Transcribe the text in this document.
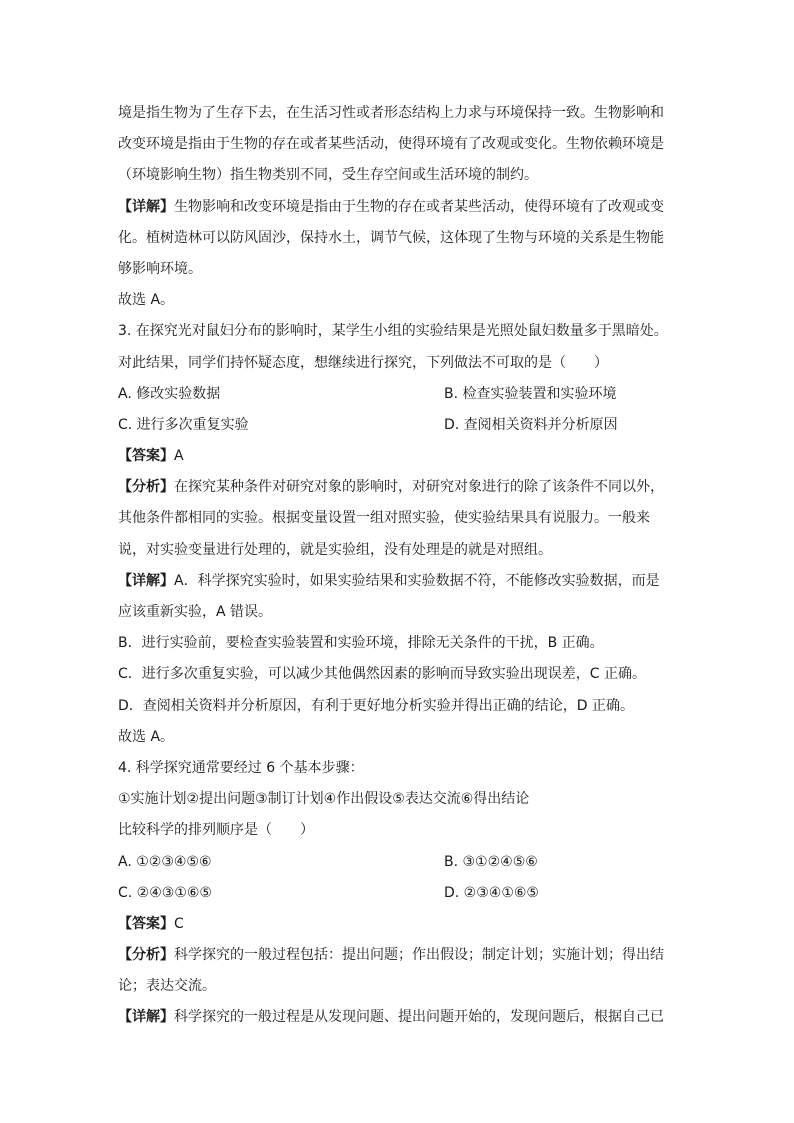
境是指生物为了生存下去，在生活习性或者形态结构上力求与环境保持一致。生物影响和
改变环境是指由于生物的存在或者某些活动，使得环境有了改观或变化。生物依赖环境是
（环境影响生物）指生物类别不同，受生存空间或生活环境的制约。
【详解】生物影响和改变环境是指由于生物的存在或者某些活动，使得环境有了改观或变
化。植树造林可以防风固沙，保持水土，调节气候，这体现了生物与环境的关系是生物能
够影响环境。
故选 A。
3. 在探究光对鼠妇分布的影响时，某学生小组的实验结果是光照处鼠妇数量多于黑暗处。
对此结果，同学们持怀疑态度，想继续进行探究，下列做法不可取的是（　　）
A. 修改实验数据	B. 检查实验装置和实验环境
C. 进行多次重复实验	D. 查阅相关资料并分析原因
【答案】A
【分析】在探究某种条件对研究对象的影响时，对研究对象进行的除了该条件不同以外，
其他条件都相同的实验。根据变量设置一组对照实验，使实验结果具有说服力。一般来
说，对实验变量进行处理的，就是实验组，没有处理是的就是对照组。
【详解】A．科学探究实验时，如果实验结果和实验数据不符，不能修改实验数据，而是
应该重新实验，A 错误。
B．进行实验前，要检查实验装置和实验环境，排除无关条件的干扰，B 正确。
C．进行多次重复实验，可以减少其他偶然因素的影响而导致实验出现误差，C 正确。
D．查阅相关资料并分析原因，有利于更好地分析实验并得出正确的结论，D 正确。
故选 A。
4. 科学探究通常要经过 6 个基本步骤：
①实施计划②提出问题③制订计划④作出假设⑤表达交流⑥得出结论
比较科学的排列顺序是（　　）
A. ①②③④⑤⑥	B. ③①②④⑤⑥
C. ②④③①⑥⑤	D. ②③④①⑥⑤
【答案】C
【分析】科学探究的一般过程包括：提出问题；作出假设；制定计划；实施计划；得出结
论；表达交流。
【详解】科学探究的一般过程是从发现问题、提出问题开始的，发现问题后，根据自己已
———
→ Goal of the exercise: Write the material out again exactly as it appears, dropping the pictures.

→ Task response:
Transcribe the text in this document.
境是指生物为了生存下去，在生活习性或者形态结构上力求与环境保持一致。生物影响和
改变环境是指由于生物的存在或者某些活动，使得环境有了改观或变化。生物依赖环境是
（环境影响生物）指生物类别不同，受生存空间或生活环境的制约。
【详解】生物影响和改变环境是指由于生物的存在或者某些活动，使得环境有了改观或变
化。植树造林可以防风固沙，保持水土，调节气候，这体现了生物与环境的关系是生物能
够影响环境。
故选 A。
3. 在探究光对鼠妇分布的影响时，某学生小组的实验结果是光照处鼠妇数量多于黑暗处。
对此结果，同学们持怀疑态度，想继续进行探究，下列做法不可取的是（　　）
A. 修改实验数据	B. 检查实验装置和实验环境
C. 进行多次重复实验	D. 查阅相关资料并分析原因
【答案】A
【分析】在探究某种条件对研究对象的影响时，对研究对象进行的除了该条件不同以外，
其他条件都相同的实验。根据变量设置一组对照实验，使实验结果具有说服力。一般来
说，对实验变量进行处理的，就是实验组，没有处理是的就是对照组。
【详解】A．科学探究实验时，如果实验结果和实验数据不符，不能修改实验数据，而是
应该重新实验，A 错误。
B．进行实验前，要检查实验装置和实验环境，排除无关条件的干扰，B 正确。
C．进行多次重复实验，可以减少其他偶然因素的影响而导致实验出现误差，C 正确。
D．查阅相关资料并分析原因，有利于更好地分析实验并得出正确的结论，D 正确。
故选 A。
4. 科学探究通常要经过 6 个基本步骤：
①实施计划②提出问题③制订计划④作出假设⑤表达交流⑥得出结论
比较科学的排列顺序是（　　）
A. ①②③④⑤⑥	B. ③①②④⑤⑥
C. ②④③①⑥⑤	D. ②③④①⑥⑤
【答案】C
【分析】科学探究的一般过程包括：提出问题；作出假设；制定计划；实施计划；得出结
论；表达交流。
【详解】科学探究的一般过程是从发现问题、提出问题开始的，发现问题后，根据自己已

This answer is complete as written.